======== Listing ========

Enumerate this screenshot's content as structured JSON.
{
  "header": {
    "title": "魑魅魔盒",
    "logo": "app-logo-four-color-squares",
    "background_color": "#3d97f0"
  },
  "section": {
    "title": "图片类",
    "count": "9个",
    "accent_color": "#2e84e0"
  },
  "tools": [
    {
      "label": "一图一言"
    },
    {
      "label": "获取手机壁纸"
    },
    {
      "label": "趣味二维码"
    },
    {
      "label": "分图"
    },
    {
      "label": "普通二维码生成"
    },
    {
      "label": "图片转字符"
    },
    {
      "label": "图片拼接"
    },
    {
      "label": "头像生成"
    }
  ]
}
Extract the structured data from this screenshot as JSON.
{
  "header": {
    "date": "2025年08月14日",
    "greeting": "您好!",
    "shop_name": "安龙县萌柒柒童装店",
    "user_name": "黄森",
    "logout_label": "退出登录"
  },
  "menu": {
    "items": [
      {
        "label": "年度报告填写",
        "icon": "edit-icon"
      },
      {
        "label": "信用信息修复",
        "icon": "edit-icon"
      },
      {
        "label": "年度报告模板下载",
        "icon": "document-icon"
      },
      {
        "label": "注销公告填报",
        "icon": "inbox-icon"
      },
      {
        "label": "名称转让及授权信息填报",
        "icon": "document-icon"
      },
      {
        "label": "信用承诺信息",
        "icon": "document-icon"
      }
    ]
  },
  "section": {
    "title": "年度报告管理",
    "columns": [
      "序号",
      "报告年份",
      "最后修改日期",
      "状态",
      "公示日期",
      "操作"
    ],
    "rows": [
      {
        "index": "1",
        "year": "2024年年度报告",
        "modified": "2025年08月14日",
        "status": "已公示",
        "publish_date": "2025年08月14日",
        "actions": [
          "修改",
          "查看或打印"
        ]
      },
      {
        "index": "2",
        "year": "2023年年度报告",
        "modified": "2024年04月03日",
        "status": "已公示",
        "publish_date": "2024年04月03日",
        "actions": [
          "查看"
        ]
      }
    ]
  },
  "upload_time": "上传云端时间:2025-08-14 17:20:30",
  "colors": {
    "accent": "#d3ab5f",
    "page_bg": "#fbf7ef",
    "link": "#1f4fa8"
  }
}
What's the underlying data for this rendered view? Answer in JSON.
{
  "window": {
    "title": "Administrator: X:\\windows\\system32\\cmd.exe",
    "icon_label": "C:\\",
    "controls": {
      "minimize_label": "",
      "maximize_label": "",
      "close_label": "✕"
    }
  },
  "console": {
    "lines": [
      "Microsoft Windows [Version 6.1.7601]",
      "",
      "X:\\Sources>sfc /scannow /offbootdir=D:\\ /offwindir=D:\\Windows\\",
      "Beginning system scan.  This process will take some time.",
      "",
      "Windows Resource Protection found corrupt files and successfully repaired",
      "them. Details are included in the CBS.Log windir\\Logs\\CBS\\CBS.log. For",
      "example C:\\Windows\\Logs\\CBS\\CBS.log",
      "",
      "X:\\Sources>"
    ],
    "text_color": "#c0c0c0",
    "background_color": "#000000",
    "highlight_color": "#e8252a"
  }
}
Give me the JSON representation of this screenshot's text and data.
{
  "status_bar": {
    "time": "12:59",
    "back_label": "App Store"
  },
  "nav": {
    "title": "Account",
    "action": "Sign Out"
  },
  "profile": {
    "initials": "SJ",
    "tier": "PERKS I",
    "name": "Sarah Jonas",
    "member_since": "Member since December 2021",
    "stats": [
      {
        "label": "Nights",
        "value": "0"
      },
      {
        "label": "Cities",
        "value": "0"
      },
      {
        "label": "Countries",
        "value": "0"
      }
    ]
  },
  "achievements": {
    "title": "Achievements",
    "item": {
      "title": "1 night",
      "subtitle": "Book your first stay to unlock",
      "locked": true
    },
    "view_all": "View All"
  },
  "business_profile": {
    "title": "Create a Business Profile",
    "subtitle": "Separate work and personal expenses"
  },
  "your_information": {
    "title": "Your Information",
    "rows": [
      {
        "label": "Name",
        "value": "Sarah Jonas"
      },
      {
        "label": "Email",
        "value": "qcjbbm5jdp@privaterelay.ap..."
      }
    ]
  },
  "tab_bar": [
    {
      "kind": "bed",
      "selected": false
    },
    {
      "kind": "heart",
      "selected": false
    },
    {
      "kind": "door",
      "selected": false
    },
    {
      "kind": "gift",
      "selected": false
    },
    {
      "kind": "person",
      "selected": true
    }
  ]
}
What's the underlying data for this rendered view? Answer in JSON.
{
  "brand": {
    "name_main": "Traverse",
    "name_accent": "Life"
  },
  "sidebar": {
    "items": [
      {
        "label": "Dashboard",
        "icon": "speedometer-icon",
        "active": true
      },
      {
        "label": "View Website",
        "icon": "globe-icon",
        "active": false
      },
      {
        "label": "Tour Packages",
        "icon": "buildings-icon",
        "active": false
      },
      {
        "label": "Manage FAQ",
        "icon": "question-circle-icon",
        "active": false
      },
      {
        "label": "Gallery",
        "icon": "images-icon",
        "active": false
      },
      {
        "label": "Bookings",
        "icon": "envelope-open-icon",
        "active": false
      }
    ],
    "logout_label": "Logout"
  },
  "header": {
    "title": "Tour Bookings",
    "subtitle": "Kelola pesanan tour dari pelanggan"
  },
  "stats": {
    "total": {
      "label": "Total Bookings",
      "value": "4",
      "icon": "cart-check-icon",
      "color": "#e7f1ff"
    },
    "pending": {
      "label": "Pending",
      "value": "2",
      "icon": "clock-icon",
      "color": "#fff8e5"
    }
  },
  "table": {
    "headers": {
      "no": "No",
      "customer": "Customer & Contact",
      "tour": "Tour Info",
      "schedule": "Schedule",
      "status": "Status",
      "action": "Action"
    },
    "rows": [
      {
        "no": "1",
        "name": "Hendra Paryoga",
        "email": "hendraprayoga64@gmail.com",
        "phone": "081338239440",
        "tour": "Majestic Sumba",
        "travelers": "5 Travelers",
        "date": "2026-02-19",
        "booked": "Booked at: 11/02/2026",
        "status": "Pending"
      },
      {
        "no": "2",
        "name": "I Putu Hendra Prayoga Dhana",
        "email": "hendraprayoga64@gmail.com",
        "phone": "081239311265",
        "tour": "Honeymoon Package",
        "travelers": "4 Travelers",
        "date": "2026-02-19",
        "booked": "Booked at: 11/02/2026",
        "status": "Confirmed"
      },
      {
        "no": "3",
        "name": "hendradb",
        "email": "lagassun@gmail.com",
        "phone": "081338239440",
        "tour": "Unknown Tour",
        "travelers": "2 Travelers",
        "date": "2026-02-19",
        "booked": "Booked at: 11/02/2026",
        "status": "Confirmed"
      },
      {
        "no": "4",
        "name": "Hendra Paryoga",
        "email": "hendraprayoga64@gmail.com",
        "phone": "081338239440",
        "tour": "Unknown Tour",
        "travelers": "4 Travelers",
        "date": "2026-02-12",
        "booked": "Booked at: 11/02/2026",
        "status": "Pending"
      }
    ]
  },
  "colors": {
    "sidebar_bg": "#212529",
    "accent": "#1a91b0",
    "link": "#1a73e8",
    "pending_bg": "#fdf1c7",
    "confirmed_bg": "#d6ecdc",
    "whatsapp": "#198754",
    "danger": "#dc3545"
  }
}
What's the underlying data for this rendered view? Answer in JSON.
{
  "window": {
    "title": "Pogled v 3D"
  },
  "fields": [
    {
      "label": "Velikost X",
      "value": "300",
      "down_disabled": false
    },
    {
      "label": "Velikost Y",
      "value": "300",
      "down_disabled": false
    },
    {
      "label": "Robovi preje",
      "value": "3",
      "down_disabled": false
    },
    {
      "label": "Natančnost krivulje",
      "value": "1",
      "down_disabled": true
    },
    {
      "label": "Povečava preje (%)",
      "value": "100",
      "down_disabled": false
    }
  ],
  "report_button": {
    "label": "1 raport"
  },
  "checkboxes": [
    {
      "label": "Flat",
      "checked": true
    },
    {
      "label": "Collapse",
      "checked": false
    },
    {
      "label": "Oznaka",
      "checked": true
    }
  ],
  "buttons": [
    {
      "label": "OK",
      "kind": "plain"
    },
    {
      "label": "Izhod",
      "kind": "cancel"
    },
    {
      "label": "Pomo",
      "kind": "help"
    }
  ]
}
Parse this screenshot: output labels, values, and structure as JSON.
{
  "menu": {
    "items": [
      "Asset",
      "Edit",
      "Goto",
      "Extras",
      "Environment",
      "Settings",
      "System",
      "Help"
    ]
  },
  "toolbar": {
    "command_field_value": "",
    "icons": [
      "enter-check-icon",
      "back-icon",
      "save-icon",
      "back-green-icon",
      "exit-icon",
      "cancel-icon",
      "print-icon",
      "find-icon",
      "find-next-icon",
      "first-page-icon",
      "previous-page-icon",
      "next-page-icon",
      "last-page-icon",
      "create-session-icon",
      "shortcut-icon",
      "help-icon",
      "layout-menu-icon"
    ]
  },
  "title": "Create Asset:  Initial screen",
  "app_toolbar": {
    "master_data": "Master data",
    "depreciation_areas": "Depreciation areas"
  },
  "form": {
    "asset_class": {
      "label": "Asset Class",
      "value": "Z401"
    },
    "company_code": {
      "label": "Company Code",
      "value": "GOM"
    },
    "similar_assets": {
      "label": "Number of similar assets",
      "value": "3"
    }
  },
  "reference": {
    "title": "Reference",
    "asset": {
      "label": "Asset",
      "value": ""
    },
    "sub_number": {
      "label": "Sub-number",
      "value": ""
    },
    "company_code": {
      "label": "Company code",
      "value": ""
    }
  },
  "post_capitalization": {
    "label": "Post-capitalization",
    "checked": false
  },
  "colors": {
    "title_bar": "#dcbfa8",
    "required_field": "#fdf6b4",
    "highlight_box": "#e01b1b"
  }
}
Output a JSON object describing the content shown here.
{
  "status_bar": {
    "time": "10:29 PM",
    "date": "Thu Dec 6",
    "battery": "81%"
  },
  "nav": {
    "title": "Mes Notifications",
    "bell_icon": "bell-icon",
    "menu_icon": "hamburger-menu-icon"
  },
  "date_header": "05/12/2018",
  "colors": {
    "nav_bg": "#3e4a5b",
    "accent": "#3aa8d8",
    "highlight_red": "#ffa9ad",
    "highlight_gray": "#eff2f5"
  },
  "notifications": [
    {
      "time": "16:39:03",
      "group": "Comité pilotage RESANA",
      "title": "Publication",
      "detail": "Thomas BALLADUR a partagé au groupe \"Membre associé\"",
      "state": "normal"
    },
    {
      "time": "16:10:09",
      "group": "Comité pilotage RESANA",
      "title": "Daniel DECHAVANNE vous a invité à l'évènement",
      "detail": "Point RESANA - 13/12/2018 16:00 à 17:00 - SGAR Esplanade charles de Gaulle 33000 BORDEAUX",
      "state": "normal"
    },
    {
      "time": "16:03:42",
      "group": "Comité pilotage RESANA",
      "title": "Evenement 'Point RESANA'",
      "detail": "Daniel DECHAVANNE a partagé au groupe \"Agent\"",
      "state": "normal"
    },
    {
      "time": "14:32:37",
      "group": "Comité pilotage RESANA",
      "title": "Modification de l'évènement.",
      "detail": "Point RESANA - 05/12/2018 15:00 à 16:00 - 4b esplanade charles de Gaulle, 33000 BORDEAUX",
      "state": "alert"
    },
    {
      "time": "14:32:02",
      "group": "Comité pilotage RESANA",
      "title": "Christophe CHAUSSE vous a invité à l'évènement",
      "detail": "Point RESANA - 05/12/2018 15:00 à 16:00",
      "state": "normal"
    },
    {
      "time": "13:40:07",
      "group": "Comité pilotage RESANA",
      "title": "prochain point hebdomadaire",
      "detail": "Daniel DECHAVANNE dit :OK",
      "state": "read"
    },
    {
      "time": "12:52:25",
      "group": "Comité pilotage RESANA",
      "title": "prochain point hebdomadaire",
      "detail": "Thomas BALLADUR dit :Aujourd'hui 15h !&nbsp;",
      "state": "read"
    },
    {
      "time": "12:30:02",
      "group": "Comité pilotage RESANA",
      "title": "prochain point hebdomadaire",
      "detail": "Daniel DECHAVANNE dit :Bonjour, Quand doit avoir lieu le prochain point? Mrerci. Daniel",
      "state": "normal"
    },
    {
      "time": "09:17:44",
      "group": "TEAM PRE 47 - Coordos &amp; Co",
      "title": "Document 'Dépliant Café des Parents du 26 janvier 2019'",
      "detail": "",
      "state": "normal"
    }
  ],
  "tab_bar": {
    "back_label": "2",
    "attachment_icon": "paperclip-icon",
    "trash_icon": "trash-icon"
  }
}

========

» **Goal**
Out of the records, collect only those lines that contain the string "JSON".

» **Exercise response**
Enumerate this screenshot's content as structured JSON.
Extract the structured data from this screenshot as JSON.
What's the underlying data for this rendered view? Answer in JSON.
Give me the JSON representation of this screenshot's text and data.
What's the underlying data for this rendered view? Answer in JSON.
What's the underlying data for this rendered view? Answer in JSON.
Parse this screenshot: output labels, values, and structure as JSON.
Output a JSON object describing the content shown here.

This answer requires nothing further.